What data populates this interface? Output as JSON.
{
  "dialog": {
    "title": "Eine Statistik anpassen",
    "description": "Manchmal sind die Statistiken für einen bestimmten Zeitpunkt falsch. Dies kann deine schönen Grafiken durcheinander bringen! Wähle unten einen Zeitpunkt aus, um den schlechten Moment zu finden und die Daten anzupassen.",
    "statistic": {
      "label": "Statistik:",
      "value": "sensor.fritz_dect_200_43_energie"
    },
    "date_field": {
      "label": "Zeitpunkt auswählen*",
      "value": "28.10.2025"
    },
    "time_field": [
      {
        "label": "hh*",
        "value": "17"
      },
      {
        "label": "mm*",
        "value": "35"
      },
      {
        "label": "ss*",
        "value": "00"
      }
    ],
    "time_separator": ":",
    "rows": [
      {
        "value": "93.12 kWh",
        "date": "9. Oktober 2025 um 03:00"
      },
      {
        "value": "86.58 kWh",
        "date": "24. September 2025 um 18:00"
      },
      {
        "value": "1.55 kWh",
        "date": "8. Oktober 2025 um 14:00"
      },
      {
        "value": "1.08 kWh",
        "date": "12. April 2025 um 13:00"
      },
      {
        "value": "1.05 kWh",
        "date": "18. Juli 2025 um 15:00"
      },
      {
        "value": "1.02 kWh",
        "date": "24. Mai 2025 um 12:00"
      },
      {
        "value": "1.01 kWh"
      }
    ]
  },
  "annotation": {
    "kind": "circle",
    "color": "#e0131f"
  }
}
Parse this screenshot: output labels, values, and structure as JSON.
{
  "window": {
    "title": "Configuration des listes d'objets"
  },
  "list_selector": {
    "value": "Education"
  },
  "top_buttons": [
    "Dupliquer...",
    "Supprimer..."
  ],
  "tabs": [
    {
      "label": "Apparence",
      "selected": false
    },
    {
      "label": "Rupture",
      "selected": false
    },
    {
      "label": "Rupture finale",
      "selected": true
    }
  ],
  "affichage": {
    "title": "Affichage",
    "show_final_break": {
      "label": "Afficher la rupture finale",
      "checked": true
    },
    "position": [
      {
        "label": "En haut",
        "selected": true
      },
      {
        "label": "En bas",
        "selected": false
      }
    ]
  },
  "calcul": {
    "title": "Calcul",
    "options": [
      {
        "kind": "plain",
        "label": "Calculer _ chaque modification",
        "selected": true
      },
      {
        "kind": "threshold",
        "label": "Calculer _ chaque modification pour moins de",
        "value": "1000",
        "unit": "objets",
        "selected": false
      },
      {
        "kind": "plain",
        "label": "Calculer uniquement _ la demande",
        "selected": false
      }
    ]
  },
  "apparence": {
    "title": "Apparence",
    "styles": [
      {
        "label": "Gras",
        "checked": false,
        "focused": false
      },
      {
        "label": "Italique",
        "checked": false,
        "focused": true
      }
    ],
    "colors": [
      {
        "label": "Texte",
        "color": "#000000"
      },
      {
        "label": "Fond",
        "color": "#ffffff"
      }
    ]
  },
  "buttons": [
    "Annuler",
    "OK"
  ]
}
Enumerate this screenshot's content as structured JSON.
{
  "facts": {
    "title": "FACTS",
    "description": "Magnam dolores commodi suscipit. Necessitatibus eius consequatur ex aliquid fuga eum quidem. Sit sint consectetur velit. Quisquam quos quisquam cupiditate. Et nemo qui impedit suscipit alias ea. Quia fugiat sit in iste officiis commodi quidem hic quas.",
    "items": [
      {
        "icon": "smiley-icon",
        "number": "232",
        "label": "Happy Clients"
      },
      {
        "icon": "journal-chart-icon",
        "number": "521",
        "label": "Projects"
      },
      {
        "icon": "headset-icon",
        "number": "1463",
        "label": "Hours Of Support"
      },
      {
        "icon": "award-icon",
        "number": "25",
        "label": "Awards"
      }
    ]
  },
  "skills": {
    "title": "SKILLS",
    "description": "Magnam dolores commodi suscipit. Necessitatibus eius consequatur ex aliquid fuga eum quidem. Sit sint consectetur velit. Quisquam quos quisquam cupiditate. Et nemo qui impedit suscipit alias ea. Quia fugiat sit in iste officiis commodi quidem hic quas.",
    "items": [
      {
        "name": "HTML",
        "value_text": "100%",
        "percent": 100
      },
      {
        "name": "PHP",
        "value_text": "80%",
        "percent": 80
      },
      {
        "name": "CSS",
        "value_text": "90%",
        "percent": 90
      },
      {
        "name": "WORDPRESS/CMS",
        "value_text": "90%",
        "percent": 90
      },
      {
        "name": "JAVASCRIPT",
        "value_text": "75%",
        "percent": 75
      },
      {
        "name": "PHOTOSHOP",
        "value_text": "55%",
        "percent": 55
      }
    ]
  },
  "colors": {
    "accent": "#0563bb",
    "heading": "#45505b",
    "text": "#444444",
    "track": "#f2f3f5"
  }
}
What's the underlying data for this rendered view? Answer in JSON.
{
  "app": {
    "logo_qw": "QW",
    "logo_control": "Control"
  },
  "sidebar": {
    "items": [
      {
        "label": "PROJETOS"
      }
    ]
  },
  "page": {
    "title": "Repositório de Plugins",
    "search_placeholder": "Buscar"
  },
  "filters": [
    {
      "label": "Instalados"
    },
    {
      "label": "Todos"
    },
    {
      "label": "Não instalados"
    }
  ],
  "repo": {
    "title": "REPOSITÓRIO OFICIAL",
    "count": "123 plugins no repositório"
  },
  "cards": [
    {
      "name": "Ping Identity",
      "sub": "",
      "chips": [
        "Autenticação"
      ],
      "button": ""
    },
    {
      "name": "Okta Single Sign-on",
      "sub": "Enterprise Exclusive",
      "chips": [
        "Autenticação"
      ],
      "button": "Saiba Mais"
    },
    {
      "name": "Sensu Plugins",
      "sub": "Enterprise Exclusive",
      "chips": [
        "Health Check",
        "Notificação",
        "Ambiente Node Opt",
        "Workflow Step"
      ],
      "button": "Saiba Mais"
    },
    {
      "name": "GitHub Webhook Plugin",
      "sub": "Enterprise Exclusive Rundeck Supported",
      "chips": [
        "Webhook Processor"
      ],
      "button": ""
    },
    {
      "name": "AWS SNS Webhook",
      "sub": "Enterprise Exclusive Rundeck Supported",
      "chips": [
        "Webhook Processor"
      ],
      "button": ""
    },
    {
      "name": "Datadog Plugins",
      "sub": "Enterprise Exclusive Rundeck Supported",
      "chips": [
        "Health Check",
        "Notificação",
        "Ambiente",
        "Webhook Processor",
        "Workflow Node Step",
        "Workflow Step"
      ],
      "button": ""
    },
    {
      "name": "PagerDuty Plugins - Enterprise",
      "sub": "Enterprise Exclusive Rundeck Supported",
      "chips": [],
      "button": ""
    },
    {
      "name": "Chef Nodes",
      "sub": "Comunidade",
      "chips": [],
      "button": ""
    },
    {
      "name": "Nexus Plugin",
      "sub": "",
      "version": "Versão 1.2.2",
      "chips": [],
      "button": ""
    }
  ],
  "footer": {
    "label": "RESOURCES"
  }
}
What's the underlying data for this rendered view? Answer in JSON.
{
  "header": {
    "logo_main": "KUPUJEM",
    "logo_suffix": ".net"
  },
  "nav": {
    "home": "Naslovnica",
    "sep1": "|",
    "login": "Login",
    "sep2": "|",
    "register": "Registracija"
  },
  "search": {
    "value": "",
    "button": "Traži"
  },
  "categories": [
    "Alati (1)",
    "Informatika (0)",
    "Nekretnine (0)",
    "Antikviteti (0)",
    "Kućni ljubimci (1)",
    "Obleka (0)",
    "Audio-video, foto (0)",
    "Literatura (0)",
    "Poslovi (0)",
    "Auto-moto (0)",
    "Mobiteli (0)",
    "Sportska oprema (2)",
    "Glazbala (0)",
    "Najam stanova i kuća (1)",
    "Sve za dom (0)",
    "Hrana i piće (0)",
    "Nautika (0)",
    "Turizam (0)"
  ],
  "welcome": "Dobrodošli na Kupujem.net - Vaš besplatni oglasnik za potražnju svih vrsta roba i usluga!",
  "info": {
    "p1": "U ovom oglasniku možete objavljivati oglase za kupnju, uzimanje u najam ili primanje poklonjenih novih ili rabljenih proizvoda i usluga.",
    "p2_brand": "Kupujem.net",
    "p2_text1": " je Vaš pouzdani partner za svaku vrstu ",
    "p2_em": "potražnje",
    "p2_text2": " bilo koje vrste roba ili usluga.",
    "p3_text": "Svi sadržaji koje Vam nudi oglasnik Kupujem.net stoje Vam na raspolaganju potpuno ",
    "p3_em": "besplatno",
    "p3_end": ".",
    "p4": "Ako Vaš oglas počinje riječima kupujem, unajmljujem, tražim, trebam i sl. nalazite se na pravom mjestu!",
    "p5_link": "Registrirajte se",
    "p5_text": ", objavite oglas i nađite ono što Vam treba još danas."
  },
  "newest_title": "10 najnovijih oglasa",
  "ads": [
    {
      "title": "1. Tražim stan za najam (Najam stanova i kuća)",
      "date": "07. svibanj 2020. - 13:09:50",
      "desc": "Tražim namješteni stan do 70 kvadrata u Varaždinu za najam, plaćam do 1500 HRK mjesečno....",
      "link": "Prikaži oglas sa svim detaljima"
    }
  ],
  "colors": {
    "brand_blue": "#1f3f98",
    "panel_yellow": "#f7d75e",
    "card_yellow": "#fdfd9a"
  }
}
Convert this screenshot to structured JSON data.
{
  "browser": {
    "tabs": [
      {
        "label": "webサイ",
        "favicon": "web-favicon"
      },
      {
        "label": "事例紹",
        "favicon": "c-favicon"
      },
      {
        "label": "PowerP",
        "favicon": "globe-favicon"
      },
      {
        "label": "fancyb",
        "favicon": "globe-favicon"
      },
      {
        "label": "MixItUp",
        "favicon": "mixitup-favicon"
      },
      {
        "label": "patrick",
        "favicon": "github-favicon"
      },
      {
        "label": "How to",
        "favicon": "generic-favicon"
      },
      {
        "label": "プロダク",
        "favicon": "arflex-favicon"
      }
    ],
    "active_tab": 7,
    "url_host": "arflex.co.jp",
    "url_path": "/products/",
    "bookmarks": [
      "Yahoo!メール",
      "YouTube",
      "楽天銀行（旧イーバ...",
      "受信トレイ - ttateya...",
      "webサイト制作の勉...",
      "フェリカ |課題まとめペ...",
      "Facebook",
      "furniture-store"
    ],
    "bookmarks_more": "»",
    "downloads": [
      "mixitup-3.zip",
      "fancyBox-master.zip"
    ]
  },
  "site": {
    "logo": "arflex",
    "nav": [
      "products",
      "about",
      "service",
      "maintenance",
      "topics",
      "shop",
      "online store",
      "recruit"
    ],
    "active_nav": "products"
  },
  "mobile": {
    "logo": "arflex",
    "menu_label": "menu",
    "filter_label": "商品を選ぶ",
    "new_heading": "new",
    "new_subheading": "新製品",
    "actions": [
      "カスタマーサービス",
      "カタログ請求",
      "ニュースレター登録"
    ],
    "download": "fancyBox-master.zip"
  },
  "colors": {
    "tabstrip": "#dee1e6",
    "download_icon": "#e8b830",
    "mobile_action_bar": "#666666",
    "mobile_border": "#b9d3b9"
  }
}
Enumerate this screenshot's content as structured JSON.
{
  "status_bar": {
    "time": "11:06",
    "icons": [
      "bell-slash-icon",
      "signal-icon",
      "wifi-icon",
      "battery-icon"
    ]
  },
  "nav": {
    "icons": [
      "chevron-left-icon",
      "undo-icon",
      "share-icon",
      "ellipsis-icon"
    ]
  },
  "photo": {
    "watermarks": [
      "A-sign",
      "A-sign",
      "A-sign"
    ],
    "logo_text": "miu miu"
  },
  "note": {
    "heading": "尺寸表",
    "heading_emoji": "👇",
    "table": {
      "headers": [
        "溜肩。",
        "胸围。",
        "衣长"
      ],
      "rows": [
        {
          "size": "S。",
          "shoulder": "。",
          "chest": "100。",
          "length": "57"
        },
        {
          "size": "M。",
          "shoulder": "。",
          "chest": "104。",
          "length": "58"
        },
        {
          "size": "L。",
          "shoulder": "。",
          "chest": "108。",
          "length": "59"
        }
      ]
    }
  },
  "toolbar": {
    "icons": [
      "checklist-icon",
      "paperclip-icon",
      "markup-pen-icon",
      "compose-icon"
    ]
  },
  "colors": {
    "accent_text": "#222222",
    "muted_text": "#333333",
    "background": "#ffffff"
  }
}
————————
What is expected: Work out how many lines of the data above hold the word "koje", and write only the count.

Solution to this task: 2